- _Extracted entries_
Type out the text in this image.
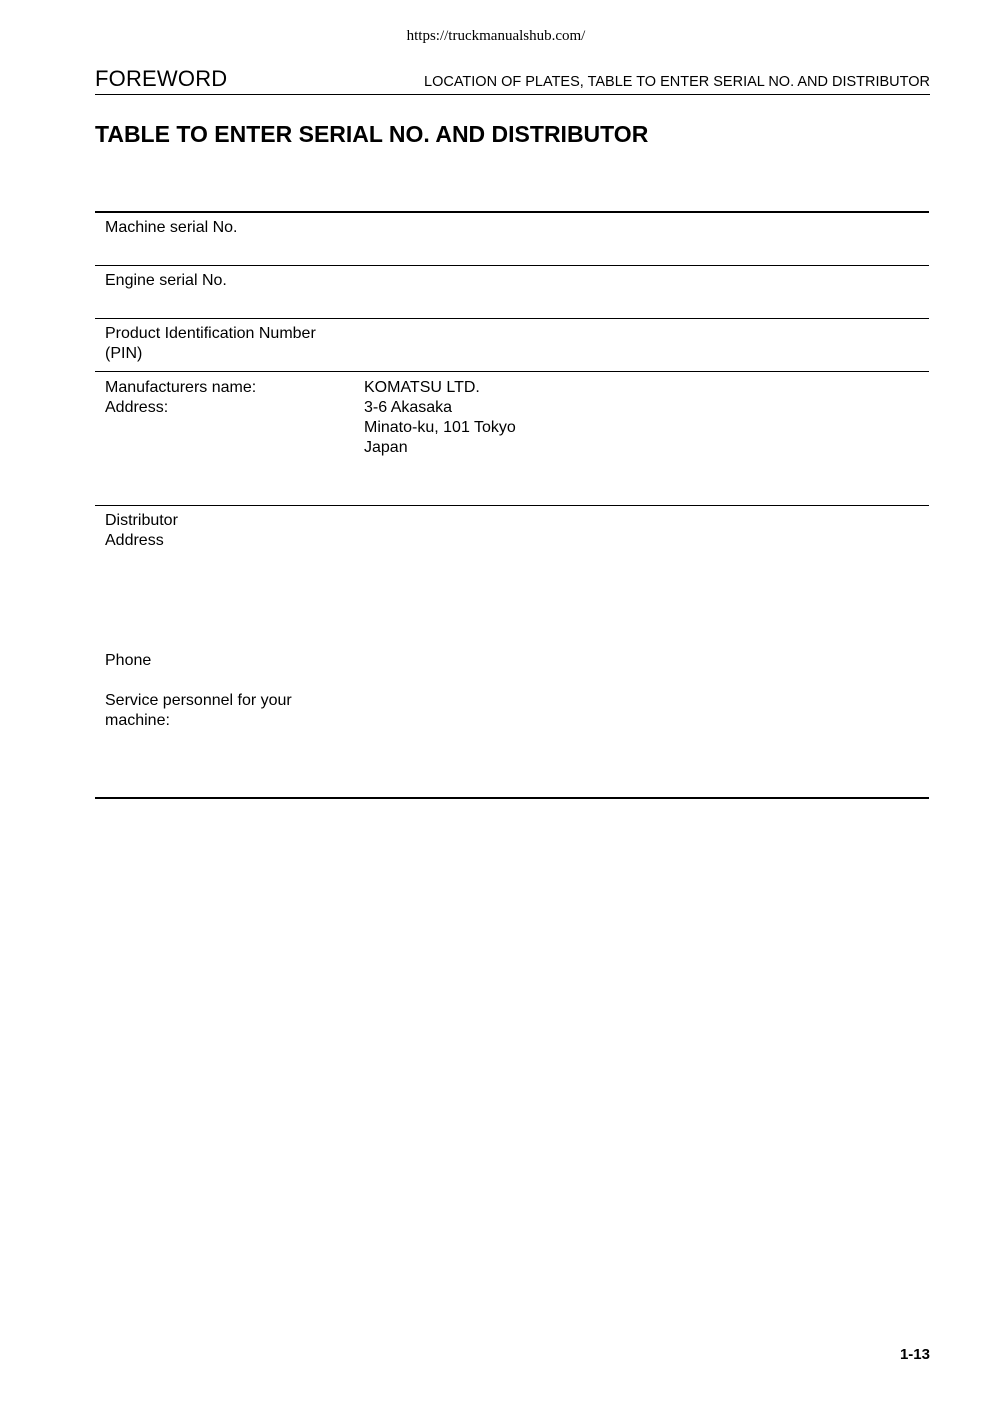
https://truckmanualshub.com/
FOREWORD	LOCATION OF PLATES, TABLE TO ENTER SERIAL NO. AND DISTRIBUTOR
TABLE TO ENTER SERIAL NO. AND DISTRIBUTOR
Machine serial No.
Engine serial No.
Product Identification Number
(PIN)
Manufacturers name:
Address:
KOMATSU LTD.
3-6 Akasaka
Minato-ku, 101 Tokyo
Japan
Distributor
Address
Phone
Service personnel for your
machine:
1-13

- _Exercise_
Every line of the listing that holds "TABLE" should be found and copied.

- _Solution to this exercise_
FOREWORD	LOCATION OF PLATES, TABLE TO ENTER SERIAL NO. AND DISTRIBUTOR
TABLE TO ENTER SERIAL NO. AND DISTRIBUTOR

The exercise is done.